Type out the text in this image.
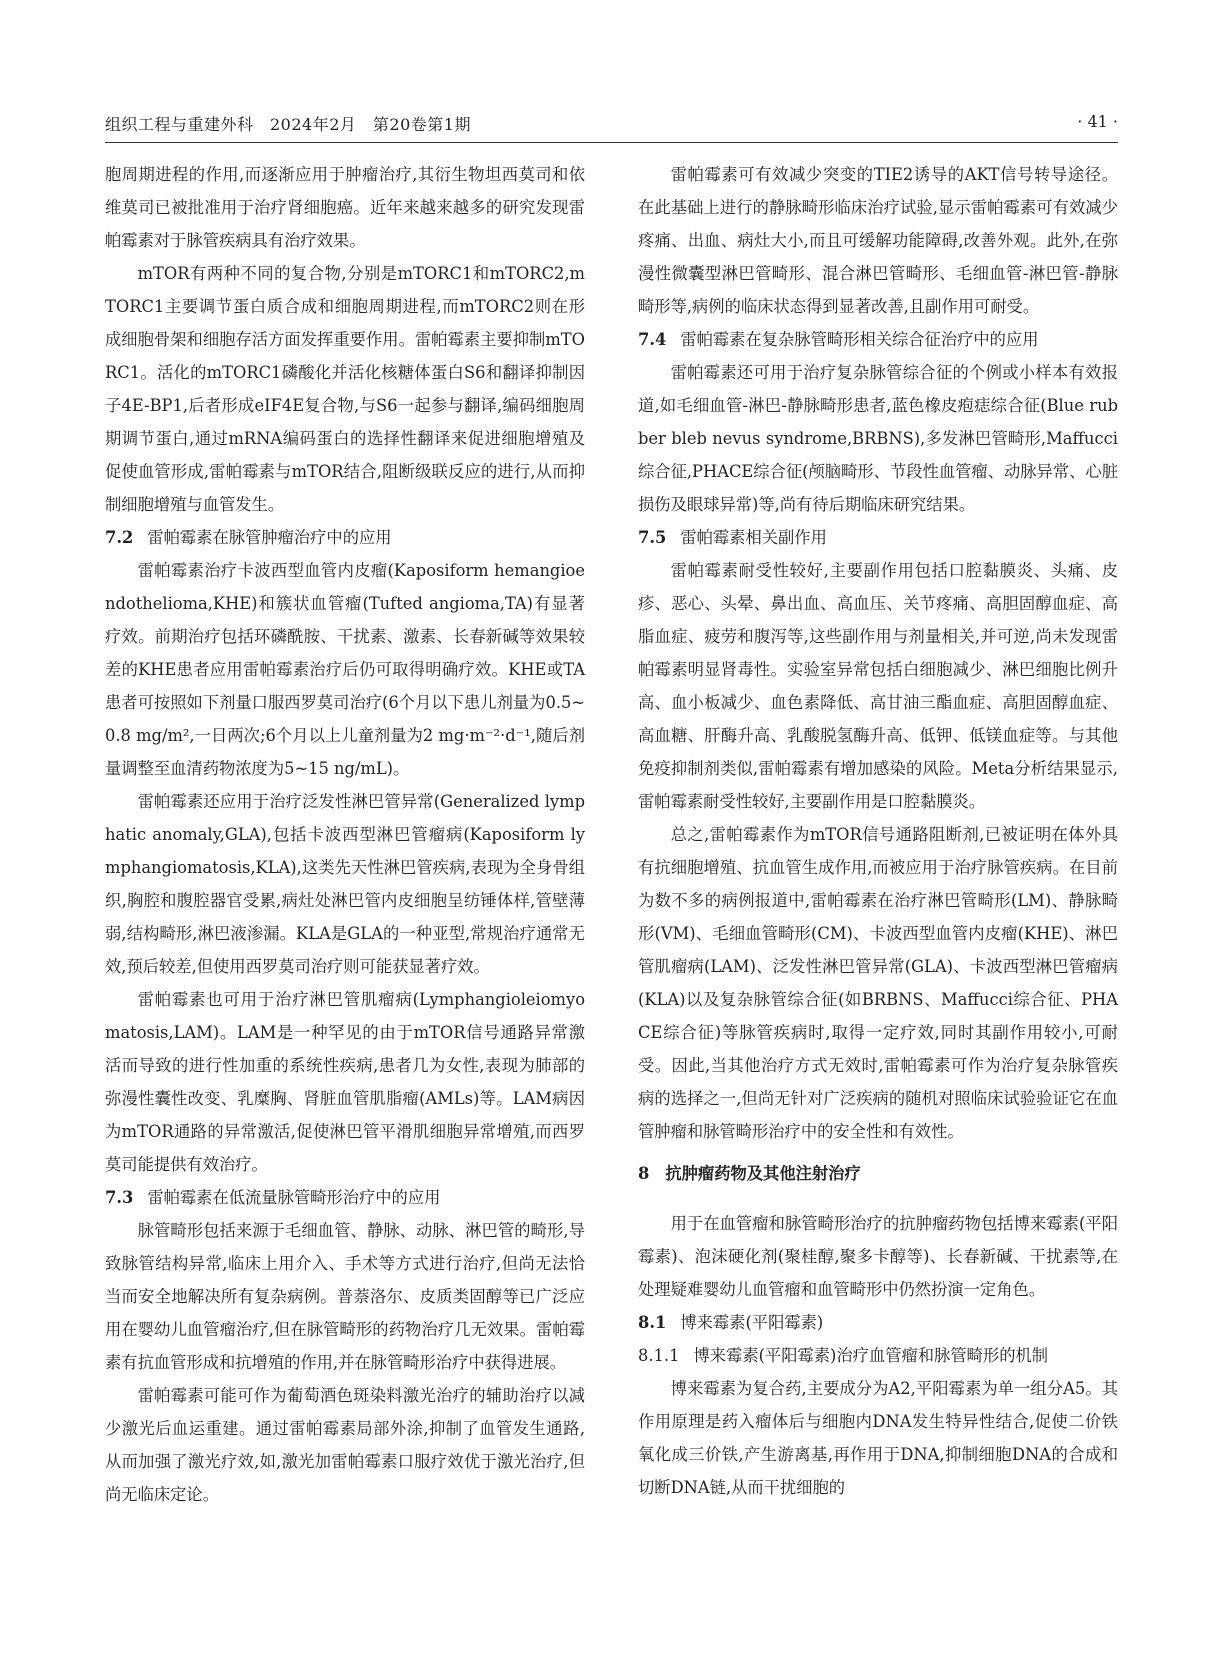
组织工程与重建外科　2024年2月　第20卷第1期	· 41 ·

胞周期进程的作用,而逐渐应用于肿瘤治疗,其衍生物坦西莫司和依维莫司已被批准用于治疗肾细胞癌。近年来越来越多的研究发现雷帕霉素对于脉管疾病具有治疗效果。

mTOR有两种不同的复合物,分别是mTORC1和mTORC2,mTORC1主要调节蛋白质合成和细胞周期进程,而mTORC2则在形成细胞骨架和细胞存活方面发挥重要作用。雷帕霉素主要抑制mTORC1。活化的mTORC1磷酸化并活化核糖体蛋白S6和翻译抑制因子4E-BP1,后者形成eIF4E复合物,与S6一起参与翻译,编码细胞周期调节蛋白,通过mRNA编码蛋白的选择性翻译来促进细胞增殖及促使血管形成,雷帕霉素与mTOR结合,阻断级联反应的进行,从而抑制细胞增殖与血管发生。

7.2 雷帕霉素在脉管肿瘤治疗中的应用

雷帕霉素治疗卡波西型血管内皮瘤(Kaposiform hemangioendothelioma,KHE)和簇状血管瘤(Tufted angioma,TA)有显著疗效。前期治疗包括环磷酰胺、干扰素、激素、长春新碱等效果较差的KHE患者应用雷帕霉素治疗后仍可取得明确疗效。KHE或TA患者可按照如下剂量口服西罗莫司治疗(6个月以下患儿剂量为0.5~0.8 mg/m²,一日两次;6个月以上儿童剂量为2 mg·m⁻²·d⁻¹,随后剂量调整至血清药物浓度为5~15 ng/mL)。

雷帕霉素还应用于治疗泛发性淋巴管异常(Generalized lymphatic anomaly,GLA),包括卡波西型淋巴管瘤病(Kaposiform lymphangiomatosis,KLA),这类先天性淋巴管疾病,表现为全身骨组织,胸腔和腹腔器官受累,病灶处淋巴管内皮细胞呈纺锤体样,管壁薄弱,结构畸形,淋巴液渗漏。KLA是GLA的一种亚型,常规治疗通常无效,预后较差,但使用西罗莫司治疗则可能获显著疗效。

雷帕霉素也可用于治疗淋巴管肌瘤病(Lymphangioleiomyomatosis,LAM)。LAM是一种罕见的由于mTOR信号通路异常激活而导致的进行性加重的系统性疾病,患者几为女性,表现为肺部的弥漫性囊性改变、乳糜胸、肾脏血管肌脂瘤(AMLs)等。LAM病因为mTOR通路的异常激活,促使淋巴管平滑肌细胞异常增殖,而西罗莫司能提供有效治疗。

7.3 雷帕霉素在低流量脉管畸形治疗中的应用

脉管畸形包括来源于毛细血管、静脉、动脉、淋巴管的畸形,导致脉管结构异常,临床上用介入、手术等方式进行治疗,但尚无法恰当而安全地解决所有复杂病例。普萘洛尔、皮质类固醇等已广泛应用在婴幼儿血管瘤治疗,但在脉管畸形的药物治疗几无效果。雷帕霉素有抗血管形成和抗增殖的作用,并在脉管畸形治疗中获得进展。

雷帕霉素可能可作为葡萄酒色斑染料激光治疗的辅助治疗以减少激光后血运重建。通过雷帕霉素局部外涂,抑制了血管发生通路,从而加强了激光疗效,如,激光加雷帕霉素口服疗效优于激光治疗,但尚无临床定论。

雷帕霉素可有效减少突变的TIE2诱导的AKT信号转导途径。在此基础上进行的静脉畸形临床治疗试验,显示雷帕霉素可有效减少疼痛、出血、病灶大小,而且可缓解功能障碍,改善外观。此外,在弥漫性微囊型淋巴管畸形、混合淋巴管畸形、毛细血管-淋巴管-静脉畸形等,病例的临床状态得到显著改善,且副作用可耐受。

7.4 雷帕霉素在复杂脉管畸形相关综合征治疗中的应用

雷帕霉素还可用于治疗复杂脉管综合征的个例或小样本有效报道,如毛细血管-淋巴-静脉畸形患者,蓝色橡皮疱痣综合征(Blue rubber bleb nevus syndrome,BRBNS),多发淋巴管畸形,Maffucci综合征,PHACE综合征(颅脑畸形、节段性血管瘤、动脉异常、心脏损伤及眼球异常)等,尚有待后期临床研究结果。

7.5 雷帕霉素相关副作用

雷帕霉素耐受性较好,主要副作用包括口腔黏膜炎、头痛、皮疹、恶心、头晕、鼻出血、高血压、关节疼痛、高胆固醇血症、高脂血症、疲劳和腹泻等,这些副作用与剂量相关,并可逆,尚未发现雷帕霉素明显肾毒性。实验室异常包括白细胞减少、淋巴细胞比例升高、血小板减少、血色素降低、高甘油三酯血症、高胆固醇血症、高血糖、肝酶升高、乳酸脱氢酶升高、低钾、低镁血症等。与其他免疫抑制剂类似,雷帕霉素有增加感染的风险。Meta分析结果显示,雷帕霉素耐受性较好,主要副作用是口腔黏膜炎。

总之,雷帕霉素作为mTOR信号通路阻断剂,已被证明在体外具有抗细胞增殖、抗血管生成作用,而被应用于治疗脉管疾病。在目前为数不多的病例报道中,雷帕霉素在治疗淋巴管畸形(LM)、静脉畸形(VM)、毛细血管畸形(CM)、卡波西型血管内皮瘤(KHE)、淋巴管肌瘤病(LAM)、泛发性淋巴管异常(GLA)、卡波西型淋巴管瘤病(KLA)以及复杂脉管综合征(如BRBNS、Maffucci综合征、PHACE综合征)等脉管疾病时,取得一定疗效,同时其副作用较小,可耐受。因此,当其他治疗方式无效时,雷帕霉素可作为治疗复杂脉管疾病的选择之一,但尚无针对广泛疾病的随机对照临床试验验证它在血管肿瘤和脉管畸形治疗中的安全性和有效性。

8 抗肿瘤药物及其他注射治疗

用于在血管瘤和脉管畸形治疗的抗肿瘤药物包括博来霉素(平阳霉素)、泡沫硬化剂(聚桂醇,聚多卡醇等)、长春新碱、干扰素等,在处理疑难婴幼儿血管瘤和血管畸形中仍然扮演一定角色。

8.1 博来霉素(平阳霉素)
8.1.1 博来霉素(平阳霉素)治疗血管瘤和脉管畸形的机制

博来霉素为复合药,主要成分为A2,平阳霉素为单一组分A5。其作用原理是药入瘤体后与细胞内DNA发生特异性结合,促使二价铁氧化成三价铁,产生游离基,再作用于DNA,抑制细胞DNA的合成和切断DNA链,从而干扰细胞的
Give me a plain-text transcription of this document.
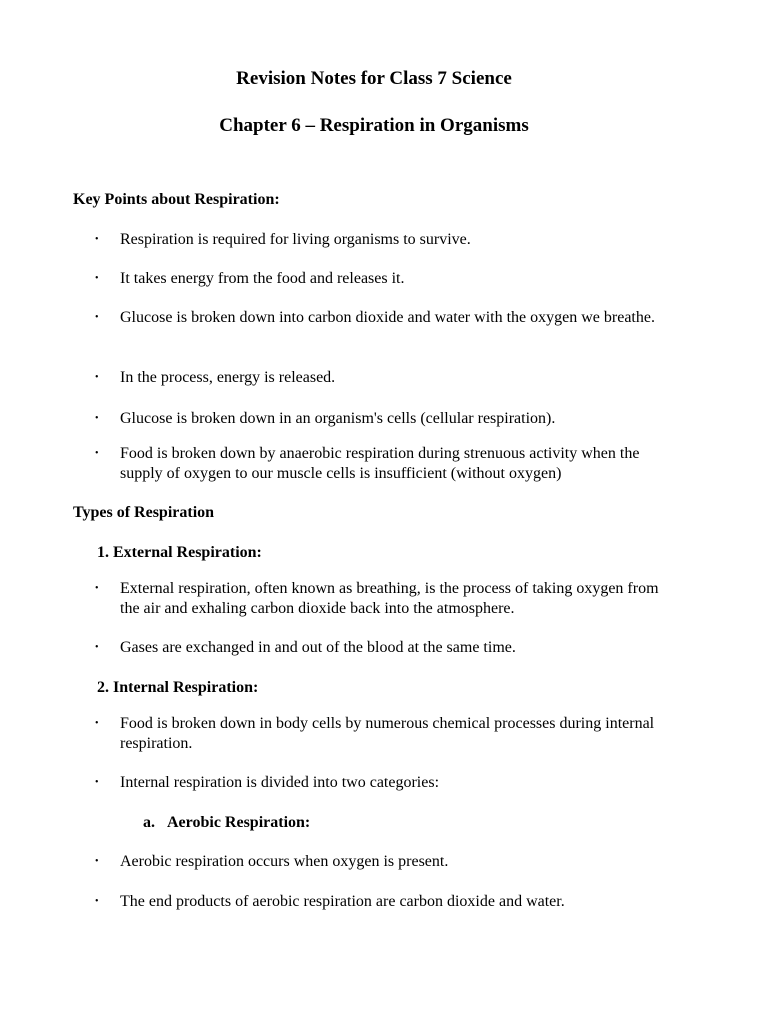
Revision Notes for Class 7 Science
Chapter 6 – Respiration in Organisms
Key Points about Respiration:
• Respiration is required for living organisms to survive.
• It takes energy from the food and releases it.
• Glucose is broken down into carbon dioxide and water with the oxygen we breathe.
• In the process, energy is released.
• Glucose is broken down in an organism's cells (cellular respiration).
• Food is broken down by anaerobic respiration during strenuous activity when the supply of oxygen to our muscle cells is insufficient (without oxygen)
Types of Respiration
1. External Respiration:
• External respiration, often known as breathing, is the process of taking oxygen from the air and exhaling carbon dioxide back into the atmosphere.
• Gases are exchanged in and out of the blood at the same time.
2. Internal Respiration:
• Food is broken down in body cells by numerous chemical processes during internal respiration.
• Internal respiration is divided into two categories:
a. Aerobic Respiration:
• Aerobic respiration occurs when oxygen is present.
• The end products of aerobic respiration are carbon dioxide and water.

.....

• _Task instructions_:
Take from the entries every line that has the string "cells".

• _Exercise response_:
• Glucose is broken down in an organism's cells (cellular respiration).
• Food is broken down by anaerobic respiration during strenuous activity when the supply of oxygen to our muscle cells is insufficient (without oxygen)
• Food is broken down in body cells by numerous chemical processes during internal respiration.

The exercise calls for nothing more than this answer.